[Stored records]
-- Begin --
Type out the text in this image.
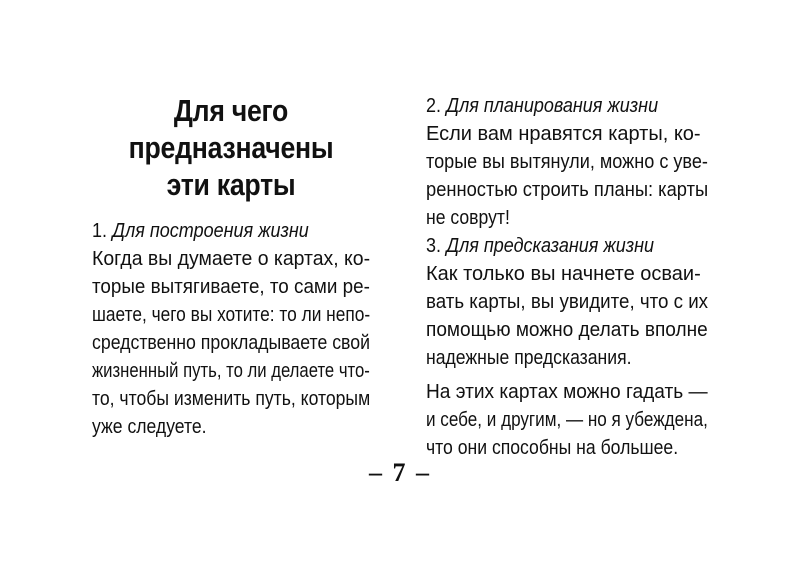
Для чего
предназначены
эти карты
1. Для построения жизни

Когда вы думаете о картах, ко-
торые вытягиваете, то сами ре-
шаете, чего вы хотите: то ли непо-
средственно прокладываете свой
жизненный путь, то ли делаете что-
то, чтобы изменить путь, которым
уже следуете.

2. Для планирования жизни

Если вам нравятся карты, ко-
торые вы вытянули, можно с уве-
ренностью строить планы: карты
не соврут!

3. Для предсказания жизни

Как только вы начнете осваи-
вать карты, вы увидите, что с их
помощью можно делать вполне
надежные предсказания.

На этих картах можно гадать —
и себе, и другим, — но я убеждена,
что они способны на большее.

– 7 –
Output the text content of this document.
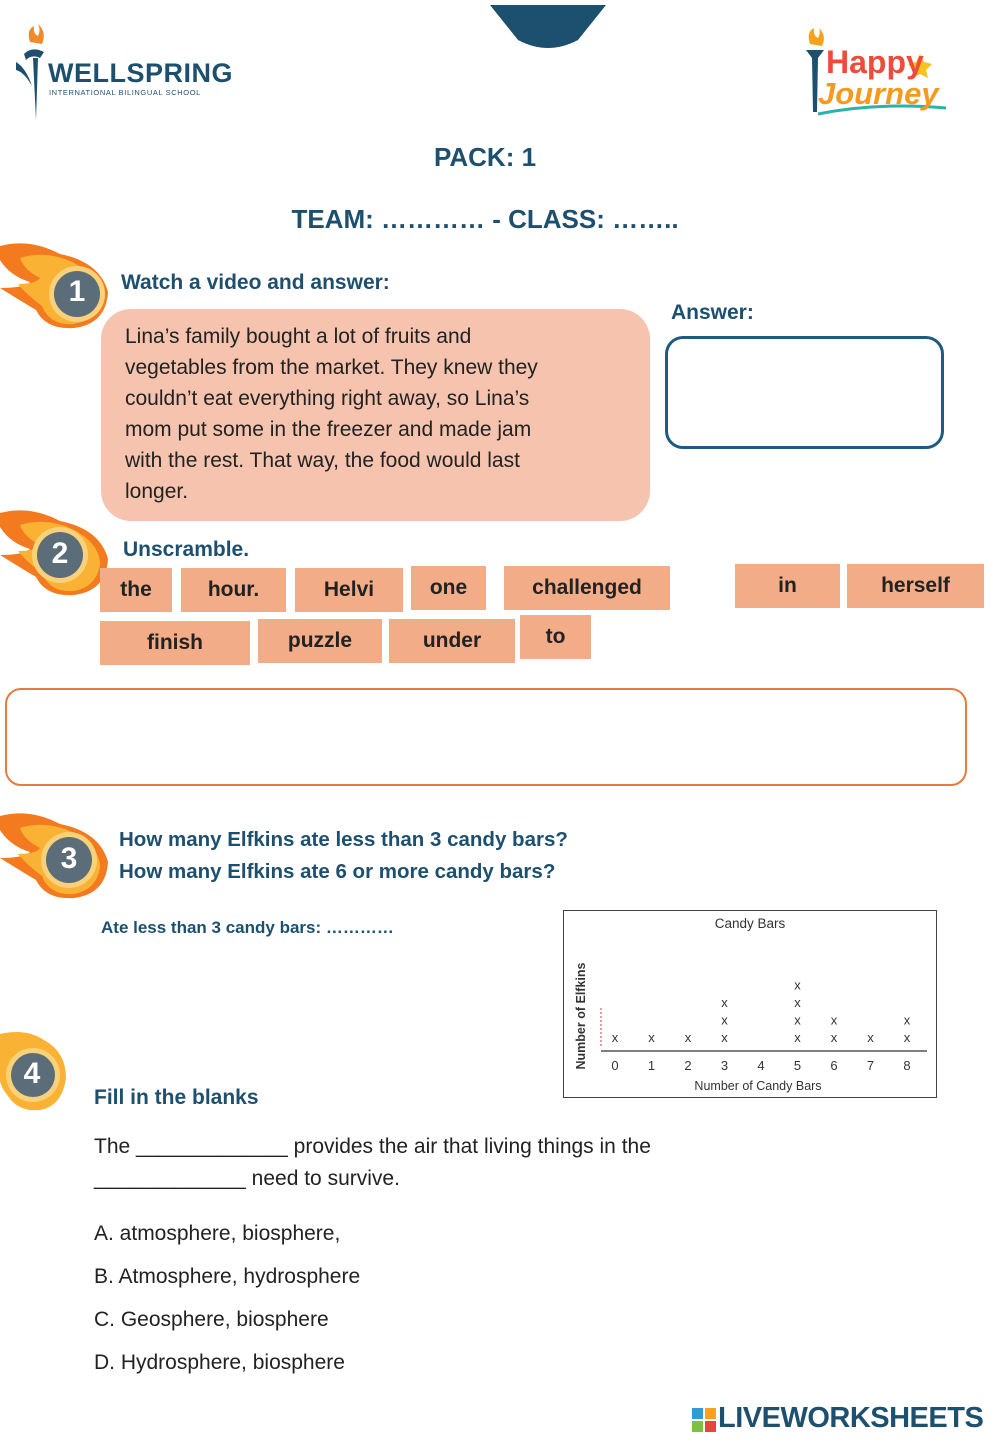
WELLSPRING
INTERNATIONAL BILINGUAL SCHOOL
Happy
Journey
PACK: 1
TEAM: ………… - CLASS: ……..
1	Watch a video and answer:
Lina’s family bought a lot of fruits and
vegetables from the market. They knew they
couldn’t eat everything right away, so Lina’s
mom put some in the freezer and made jam
with the rest. That way, the food would last
longer.
Answer:
2	Unscramble.
the	hour.	Helvi	one	challenged	in	herself
finish	puzzle	under	to
3
How many Elfkins ate less than 3 candy bars?
How many Elfkins ate 6 or more candy bars?
Ate less than 3 candy bars: …………	Candy Bars
Number of Elfkins
Number of Candy Bars
0
x
1
x
2
x
3
x
x
x
4 5
x
x
x
x
6
x
x
7
x
8
x
x
4
Fill in the blanks
The _____________ provides the air that living things in the
_____________ need to survive.
A. atmosphere, biosphere,
B. Atmosphere, hydrosphere
C. Geosphere, biosphere
D. Hydrosphere, biosphere
LIVEWORKSHEETS
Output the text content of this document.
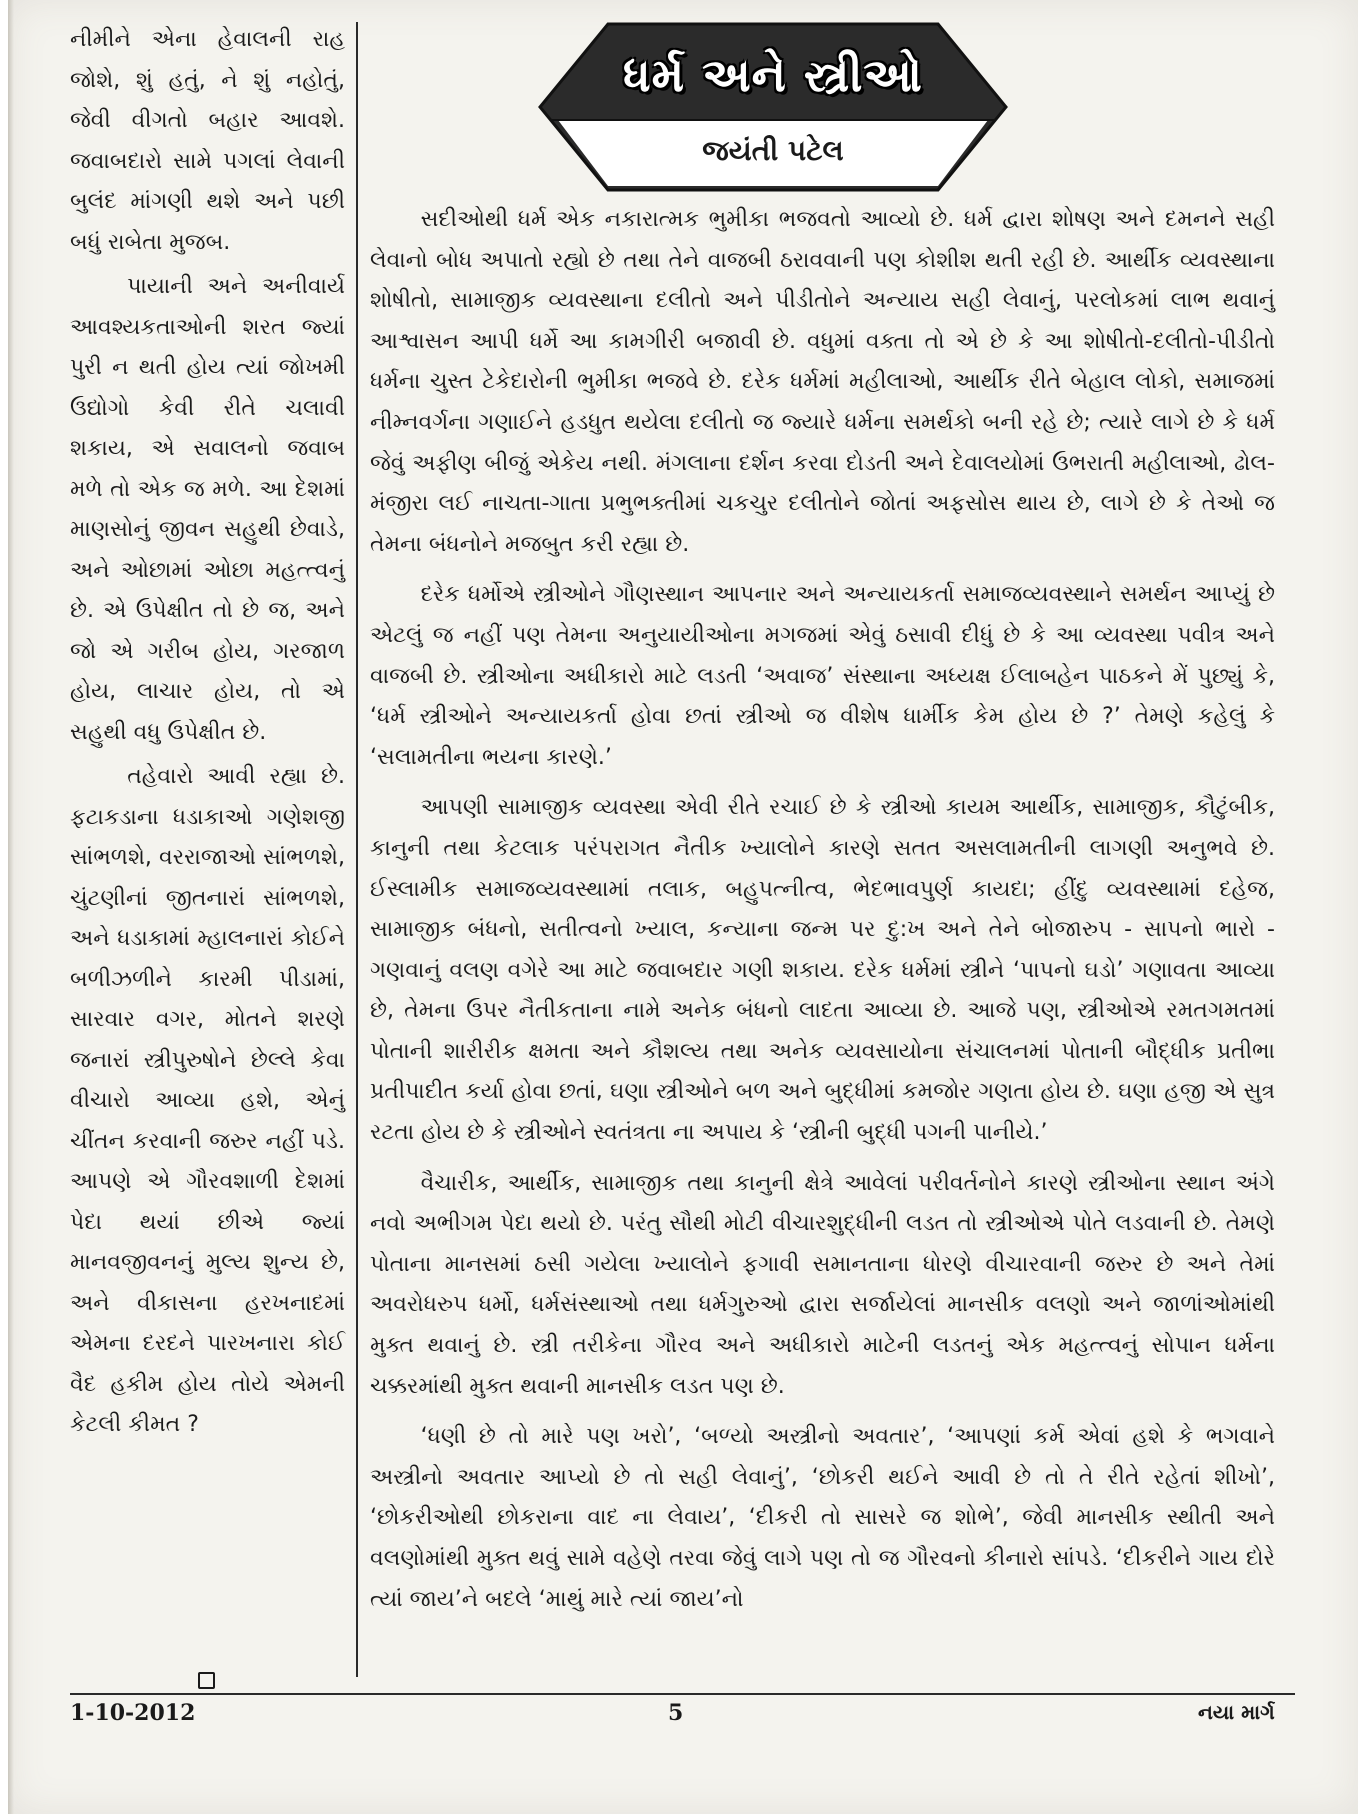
નીમીને એના હેવાલની રાહ જોશે, શું હતું, ને શું નહોતું, જેવી વીગતો બહાર આવશે. જવાબદારો સામે પગલાં લેવાની બુલંદ માંગણી થશે અને પછી બધું રાબેતા મુજબ.

પાયાની અને અનીવાર્ય આવશ્યકતાઓની શરત જ્યાં પુરી ન થતી હોય ત્યાં જોખમી ઉદ્યોગો કેવી રીતે ચલાવી શકાય, એ સવાલનો જવાબ મળે તો એક જ મળે. આ દેશમાં માણસોનું જીવન સહુથી છેવાડે, અને ઓછામાં ઓછા મહત્ત્વનું છે. એ ઉપેક્ષીત તો છે જ, અને જો એ ગરીબ હોય, ગરજાળ હોય, લાચાર હોય, તો એ સહુથી વધુ ઉપેક્ષીત છે.

તહેવારો આવી રહ્યા છે. ફટાકડાના ધડાકાઓ ગણેશજી સાંભળશે, વરરાજાઓ સાંભળશે, ચુંટણીનાં જીતનારાં સાંભળશે, અને ધડાકામાં મ્હાલનારાં કોઈને બળીઝળીને કારમી પીડામાં, સારવાર વગર, મોતને શરણે જનારાં સ્ત્રીપુરુષોને છેલ્લે કેવા વીચારો આવ્યા હશે, એનું ચીંતન કરવાની જરુર નહીં પડે. આપણે એ ગૌરવશાળી દેશમાં પેદા થયાં છીએ જ્યાં માનવજીવનનું મુલ્ય શુન્ય છે, અને વીકાસના હરખનાદમાં એમના દરદને પારખનારા કોઈ વૈદ હકીમ હોય તોયે એમની કેટલી કીમત ?

ધર્મ અને સ્ત્રીઓ
જયંતી પટેલ

સદીઓથી ધર્મ એક નકારાત્મક ભુમીકા ભજવતો આવ્યો છે. ધર્મ દ્વારા શોષણ અને દમનને સહી લેવાનો બોધ અપાતો રહ્યો છે તથા તેને વાજબી ઠરાવવાની પણ કોશીશ થતી રહી છે. આર્થીક વ્યવસ્થાના શોષીતો, સામાજીક વ્યવસ્થાના દલીતો અને પીડીતોને અન્યાય સહી લેવાનું, પરલોકમાં લાભ થવાનું આશ્વાસન આપી ધર્મે આ કામગીરી બજાવી છે. વધુમાં વક્તા તો એ છે કે આ શોષીતો-દલીતો-પીડીતો ધર્મના ચુસ્ત ટેકેદારોની ભુમીકા ભજવે છે. દરેક ધર્મમાં મહીલાઓ, આર્થીક રીતે બેહાલ લોકો, સમાજમાં નીમ્નવર્ગના ગણાઈને હડધુત થયેલા દલીતો જ જ્યારે ધર્મના સમર્થકો બની રહે છે; ત્યારે લાગે છે કે ધર્મ જેવું અફીણ બીજું એકેય નથી. મંગલાના દર્શન કરવા દોડતી અને દેવાલયોમાં ઉભરાતી મહીલાઓ, ઢોલ-મંજીરા લઈ નાચતા-ગાતા પ્રભુભક્તીમાં ચકચુર દલીતોને જોતાં અફસોસ થાય છે, લાગે છે કે તેઓ જ તેમના બંધનોને મજબુત કરી રહ્યા છે.

દરેક ધર્મોએ સ્ત્રીઓને ગૌણસ્થાન આપનાર અને અન્યાયકર્તા સમાજવ્યવસ્થાને સમર્થન આપ્યું છે એટલું જ નહીં પણ તેમના અનુયાયીઓના મગજમાં એવું ઠસાવી દીધું છે કે આ વ્યવસ્થા પવીત્ર અને વાજબી છે. સ્ત્રીઓના અધીકારો માટે લડતી ‘અવાજ’ સંસ્થાના અધ્યક્ષ ઈલાબહેન પાઠકને મેં પુછ્યું કે, ‘ધર્મ સ્ત્રીઓને અન્યાયકર્તા હોવા છતાં સ્ત્રીઓ જ વીશેષ ધાર્મીક કેમ હોય છે ?’ તેમણે કહેલું કે ‘સલામતીના ભયના કારણે.’

આપણી સામાજીક વ્યવસ્થા એવી રીતે રચાઈ છે કે સ્ત્રીઓ કાયમ આર્થીક, સામાજીક, કૌટુંબીક, કાનુની તથા કેટલાક પરંપરાગત નૈતીક ખ્યાલોને કારણે સતત અસલામતીની લાગણી અનુભવે છે. ઈસ્લામીક સમાજવ્યવસ્થામાં તલાક, બહુપત્નીત્વ, ભેદભાવપુર્ણ કાયદા; હીંદુ વ્યવસ્થામાં દહેજ, સામાજીક બંધનો, સતીત્વનો ખ્યાલ, કન્યાના જન્મ પર દુ:ખ અને તેને બોજારુપ - સાપનો ભારો - ગણવાનું વલણ વગેરે આ માટે જવાબદાર ગણી શકાય. દરેક ધર્મમાં સ્ત્રીને ‘પાપનો ઘડો’ ગણાવતા આવ્યા છે, તેમના ઉપર નૈતીકતાના નામે અનેક બંધનો લાદતા આવ્યા છે. આજે પણ, સ્ત્રીઓએ રમતગમતમાં પોતાની શારીરીક ક્ષમતા અને કૌશલ્ય તથા અનેક વ્યવસાયોના સંચાલનમાં પોતાની બૌદ્ધીક પ્રતીભા પ્રતીપાદીત કર્યા હોવા છતાં, ઘણા સ્ત્રીઓને બળ અને બુદ્ધીમાં કમજોર ગણતા હોય છે. ઘણા હજી એ સુત્ર રટતા હોય છે કે સ્ત્રીઓને સ્વતંત્રતા ના અપાય કે ‘સ્ત્રીની બુદ્ધી પગની પાનીયે.’

વૈચારીક, આર્થીક, સામાજીક તથા કાનુની ક્ષેત્રે આવેલાં પરીવર્તનોને કારણે સ્ત્રીઓના સ્થાન અંગે નવો અભીગમ પેદા થયો છે. પરંતુ સૌથી મોટી વીચારશુદ્ધીની લડત તો સ્ત્રીઓએ પોતે લડવાની છે. તેમણે પોતાના માનસમાં ઠસી ગયેલા ખ્યાલોને ફગાવી સમાનતાના ધોરણે વીચારવાની જરુર છે અને તેમાં અવરોધરુપ ધર્મો, ધર્મસંસ્થાઓ તથા ધર્મગુરુઓ દ્વારા સર્જાયેલાં માનસીક વલણો અને જાળાંઓમાંથી મુક્ત થવાનું છે. સ્ત્રી તરીકેના ગૌરવ અને અધીકારો માટેની લડતનું એક મહત્ત્વનું સોપાન ધર્મના ચક્કરમાંથી મુક્ત થવાની માનસીક લડત પણ છે.

‘ધણી છે તો મારે પણ ખરો’, ‘બળ્યો અસ્ત્રીનો અવતાર’, ‘આપણાં કર્મ એવાં હશે કે ભગવાને અસ્ત્રીનો અવતાર આપ્યો છે તો સહી લેવાનું’, ‘છોકરી થઈને આવી છે તો તે રીતે રહેતાં શીખો’, ‘છોકરીઓથી છોકરાના વાદ ના લેવાય’, ‘દીકરી તો સાસરે જ શોભે’, જેવી માનસીક સ્થીતી અને વલણોમાંથી મુક્ત થવું સામે વહેણે તરવા જેવું લાગે પણ તો જ ગૌરવનો કીનારો સાંપડે. ‘દીકરીને ગાય દોરે ત્યાં જાય’ને બદલે ‘માથું મારે ત્યાં જાય’નો

1-10-2012	5	નયા માર્ગ
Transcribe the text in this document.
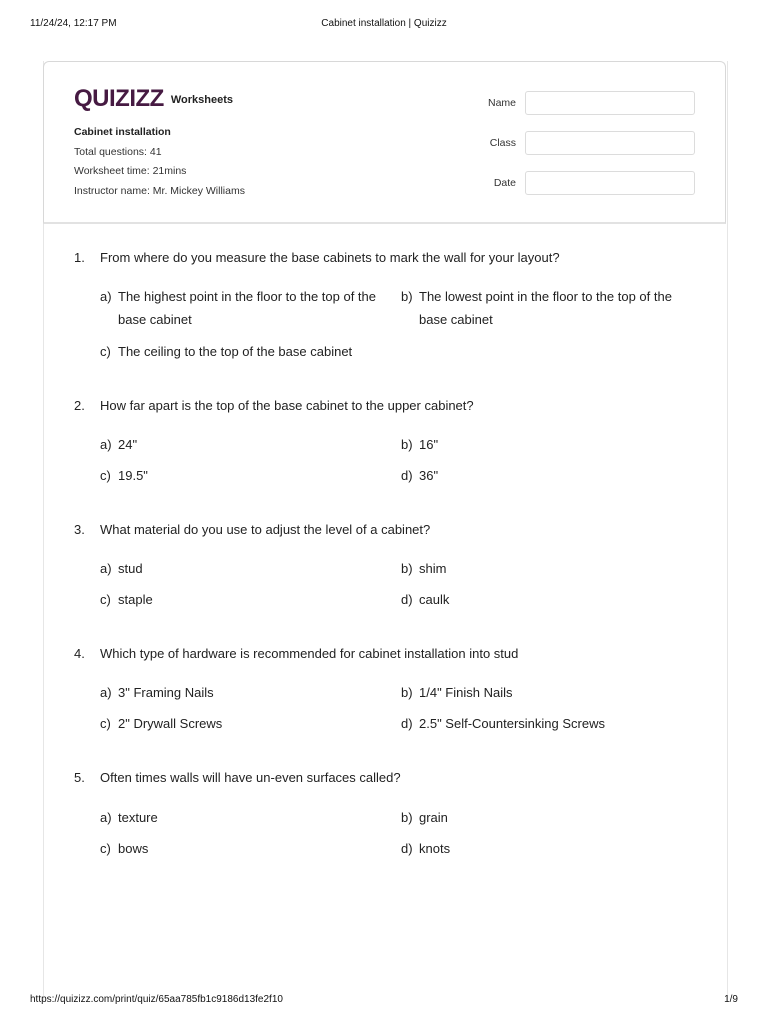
11/24/24, 12:17 PM	Cabinet installation | Quizizz
QUIZIZZ Worksheets
Cabinet installation
Total questions: 41
Worksheet time: 21mins
Instructor name: Mr. Mickey Williams
Name
Class
Date
1. From where do you measure the base cabinets to mark the wall for your layout?
a) The highest point in the floor to the top of the base cabinet
b) The lowest point in the floor to the top of the base cabinet
c) The ceiling to the top of the base cabinet
2. How far apart is the top of the base cabinet to the upper cabinet?
a) 24"	b) 16"
c) 19.5"	d) 36"
3. What material do you use to adjust the level of a cabinet?
a) stud	b) shim
c) staple	d) caulk
4. Which type of hardware is recommended for cabinet installation into stud
a) 3" Framing Nails	b) 1/4" Finish Nails
c) 2" Drywall Screws	d) 2.5" Self-Countersinking Screws
5. Often times walls will have un-even surfaces called?
a) texture	b) grain
c) bows	d) knots
https://quizizz.com/print/quiz/65aa785fb1c9186d13fe2f10	1/9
-- End --
### GIVEN PROBLEM
Which lines of the material contain the string "stud"? List each of them.

### TASK RESPONSE
a) stud	b) shim
4. Which type of hardware is recommended for cabinet installation into stud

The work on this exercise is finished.